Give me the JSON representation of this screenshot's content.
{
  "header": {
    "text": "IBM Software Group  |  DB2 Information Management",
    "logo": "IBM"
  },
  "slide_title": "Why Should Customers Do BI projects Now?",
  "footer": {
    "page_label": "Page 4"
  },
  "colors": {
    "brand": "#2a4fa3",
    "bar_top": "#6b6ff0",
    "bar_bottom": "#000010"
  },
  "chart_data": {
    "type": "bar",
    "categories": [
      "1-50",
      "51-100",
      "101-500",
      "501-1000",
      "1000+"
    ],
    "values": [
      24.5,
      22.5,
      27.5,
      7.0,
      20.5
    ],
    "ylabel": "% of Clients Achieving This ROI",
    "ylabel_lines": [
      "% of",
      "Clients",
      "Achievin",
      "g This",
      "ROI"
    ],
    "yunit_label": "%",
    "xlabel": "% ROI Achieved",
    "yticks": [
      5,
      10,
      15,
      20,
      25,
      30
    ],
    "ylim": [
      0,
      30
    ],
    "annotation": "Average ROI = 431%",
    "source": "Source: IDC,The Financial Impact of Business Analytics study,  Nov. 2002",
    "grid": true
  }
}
___
Restate every line of the data word for word.

• Exercise answer
Give me the JSON representation of this screenshot's content.
{
  "header": {
    "text": "IBM Software Group  |  DB2 Information Management",
    "logo": "IBM"
  },
  "slide_title": "Why Should Customers Do BI projects Now?",
  "footer": {
    "page_label": "Page 4"
  },
  "colors": {
    "brand": "#2a4fa3",
    "bar_top": "#6b6ff0",
    "bar_bottom": "#000010"
  },
  "chart_data": {
    "type": "bar",
    "categories": [
      "1-50",
      "51-100",
      "101-500",
      "501-1000",
      "1000+"
    ],
    "values": [
      24.5,
      22.5,
      27.5,
      7.0,
      20.5
    ],
    "ylabel": "% of Clients Achieving This ROI",
    "ylabel_lines": [
      "% of",
      "Clients",
      "Achievin",
      "g This",
      "ROI"
    ],
    "yunit_label": "%",
    "xlabel": "% ROI Achieved",
    "yticks": [
      5,
      10,
      15,
      20,
      25,
      30
    ],
    "ylim": [
      0,
      30
    ],
    "annotation": "Average ROI = 431%",
    "source": "Source: IDC,The Financial Impact of Business Analytics study,  Nov. 2002",
    "grid": true
  }
}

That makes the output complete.